TASK DESCRIPTION ::
Produce an exact transcription of the listing below, omitting the pictures.

[START MATERIAL PROVIDED]

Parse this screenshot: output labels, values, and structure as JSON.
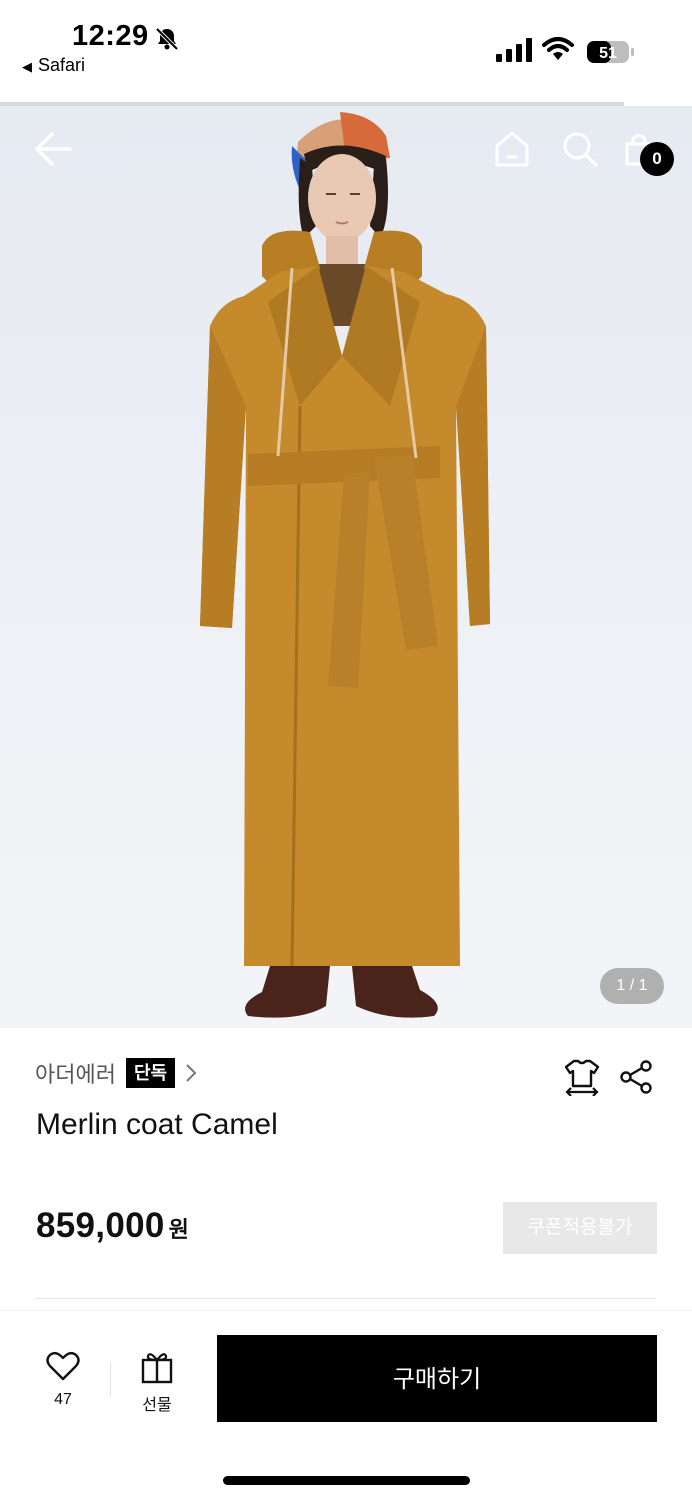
{
  "status_bar": {
    "time": "12:29",
    "back_app": "Safari",
    "battery": "51"
  },
  "header": {
    "cart_count": "0"
  },
  "gallery": {
    "pager": "1 / 1"
  },
  "product": {
    "brand": "아더에러",
    "exclusive_badge": "단독",
    "title": "Merlin coat Camel",
    "price": "859,000",
    "currency": "원",
    "coupon_label": "쿠폰적용불가"
  },
  "actions": {
    "like_count": "47",
    "gift_label": "선물",
    "buy_label": "구매하기"
  },
  "colors": {
    "accent": "#000000",
    "coat": "#c48a2c",
    "coupon_bg": "#e8e8e8"
  }
}
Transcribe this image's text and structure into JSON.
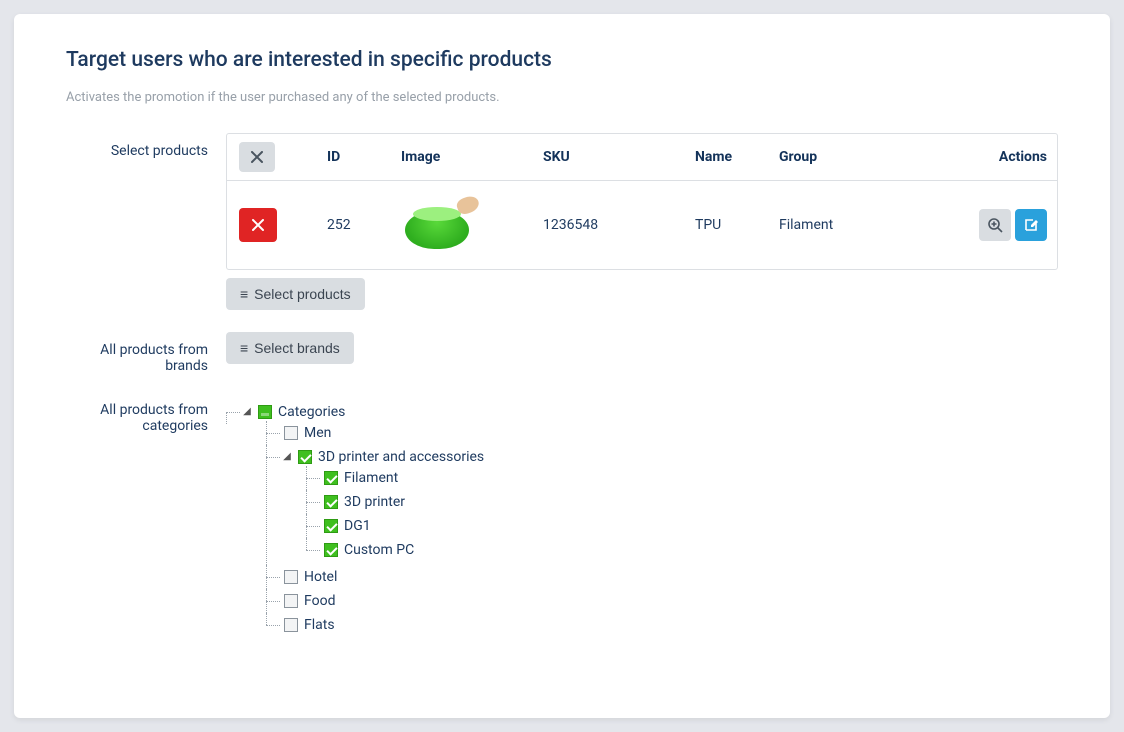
{
  "heading": "Target users who are interested in specific products",
  "subtitle": "Activates the promotion if the user purchased any of the selected products.",
  "labels": {
    "select_products": "Select products",
    "brands": "All products from brands",
    "categories": "All products from categories"
  },
  "table": {
    "headers": {
      "id": "ID",
      "image": "Image",
      "sku": "SKU",
      "name": "Name",
      "group": "Group",
      "actions": "Actions"
    },
    "rows": [
      {
        "id": "252",
        "sku": "1236548",
        "name": "TPU",
        "group": "Filament"
      }
    ]
  },
  "buttons": {
    "select_products": "Select products",
    "select_brands": "Select brands"
  },
  "tree": {
    "root": "Categories",
    "nodes": {
      "men": "Men",
      "printer": "3D printer and accessories",
      "filament": "Filament",
      "printer3d": "3D printer",
      "dg1": "DG1",
      "custompc": "Custom PC",
      "hotel": "Hotel",
      "food": "Food",
      "flats": "Flats"
    }
  }
}
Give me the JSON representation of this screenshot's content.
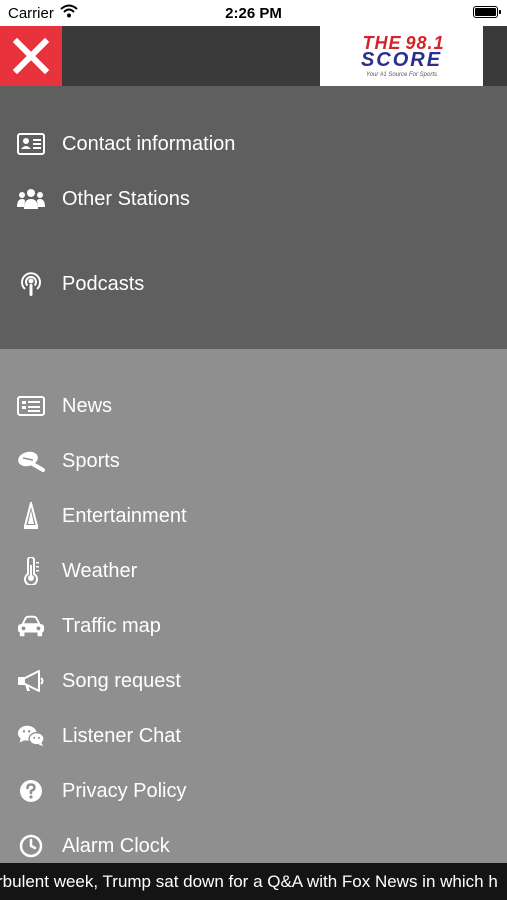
{
  "status_bar": {
    "carrier": "Carrier",
    "time": "2:26 PM"
  },
  "logo": {
    "line1": "THE",
    "line1_number": "98.1",
    "line2": "SCORE",
    "tagline": "Your #1 Source For Sports"
  },
  "top_menu": [
    {
      "label": "Contact information",
      "icon": "contact-card-icon"
    },
    {
      "label": "Other Stations",
      "icon": "users-group-icon"
    },
    {
      "label": "Podcasts",
      "icon": "podcast-icon"
    }
  ],
  "menu": [
    {
      "label": "News",
      "icon": "newspaper-icon"
    },
    {
      "label": "Sports",
      "icon": "sports-ball-icon"
    },
    {
      "label": "Entertainment",
      "icon": "entertainment-icon"
    },
    {
      "label": "Weather",
      "icon": "thermometer-icon"
    },
    {
      "label": "Traffic map",
      "icon": "car-icon"
    },
    {
      "label": "Song request",
      "icon": "megaphone-icon"
    },
    {
      "label": "Listener Chat",
      "icon": "chat-bubbles-icon"
    },
    {
      "label": "Privacy Policy",
      "icon": "question-circle-icon"
    },
    {
      "label": "Alarm Clock",
      "icon": "clock-icon"
    }
  ],
  "ticker": {
    "text": "rbulent week, Trump sat down for a Q&A with Fox News in which h"
  },
  "colors": {
    "close_bg": "#e8333c",
    "topbar_bg": "#3a3a3a",
    "top_section_bg": "#5f5f5f",
    "menu_bg": "#8f8f8f",
    "ticker_bg": "#141414"
  }
}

[END MATERIAL PROVIDED]

COMPLETED TASK ::
Parse this screenshot: output labels, values, and structure as JSON.
{
  "status_bar": {
    "time": "12:29",
    "back_app": "Safari",
    "battery": "51"
  },
  "header": {
    "cart_count": "0"
  },
  "gallery": {
    "pager": "1 / 1"
  },
  "product": {
    "brand": "아더에러",
    "exclusive_badge": "단독",
    "title": "Merlin coat Camel",
    "price": "859,000",
    "currency": "원",
    "coupon_label": "쿠폰적용불가"
  },
  "actions": {
    "like_count": "47",
    "gift_label": "선물",
    "buy_label": "구매하기"
  },
  "colors": {
    "accent": "#000000",
    "coat": "#c48a2c",
    "coupon_bg": "#e8e8e8"
  }
}
Transcribe this image's text and structure into JSON.
{
  "heading": "Target users who are interested in specific products",
  "subtitle": "Activates the promotion if the user purchased any of the selected products.",
  "labels": {
    "select_products": "Select products",
    "brands": "All products from brands",
    "categories": "All products from categories"
  },
  "table": {
    "headers": {
      "id": "ID",
      "image": "Image",
      "sku": "SKU",
      "name": "Name",
      "group": "Group",
      "actions": "Actions"
    },
    "rows": [
      {
        "id": "252",
        "sku": "1236548",
        "name": "TPU",
        "group": "Filament"
      }
    ]
  },
  "buttons": {
    "select_products": "Select products",
    "select_brands": "Select brands"
  },
  "tree": {
    "root": "Categories",
    "nodes": {
      "men": "Men",
      "printer": "3D printer and accessories",
      "filament": "Filament",
      "printer3d": "3D printer",
      "dg1": "DG1",
      "custompc": "Custom PC",
      "hotel": "Hotel",
      "food": "Food",
      "flats": "Flats"
    }
  }
}
Give me the JSON representation of this screenshot's content.
{
  "status_bar": {
    "carrier": "Carrier",
    "time": "2:26 PM"
  },
  "logo": {
    "line1": "THE",
    "line1_number": "98.1",
    "line2": "SCORE",
    "tagline": "Your #1 Source For Sports"
  },
  "top_menu": [
    {
      "label": "Contact information",
      "icon": "contact-card-icon"
    },
    {
      "label": "Other Stations",
      "icon": "users-group-icon"
    },
    {
      "label": "Podcasts",
      "icon": "podcast-icon"
    }
  ],
  "menu": [
    {
      "label": "News",
      "icon": "newspaper-icon"
    },
    {
      "label": "Sports",
      "icon": "sports-ball-icon"
    },
    {
      "label": "Entertainment",
      "icon": "entertainment-icon"
    },
    {
      "label": "Weather",
      "icon": "thermometer-icon"
    },
    {
      "label": "Traffic map",
      "icon": "car-icon"
    },
    {
      "label": "Song request",
      "icon": "megaphone-icon"
    },
    {
      "label": "Listener Chat",
      "icon": "chat-bubbles-icon"
    },
    {
      "label": "Privacy Policy",
      "icon": "question-circle-icon"
    },
    {
      "label": "Alarm Clock",
      "icon": "clock-icon"
    }
  ],
  "ticker": {
    "text": "rbulent week, Trump sat down for a Q&A with Fox News in which h"
  },
  "colors": {
    "close_bg": "#e8333c",
    "topbar_bg": "#3a3a3a",
    "top_section_bg": "#5f5f5f",
    "menu_bg": "#8f8f8f",
    "ticker_bg": "#141414"
  }
}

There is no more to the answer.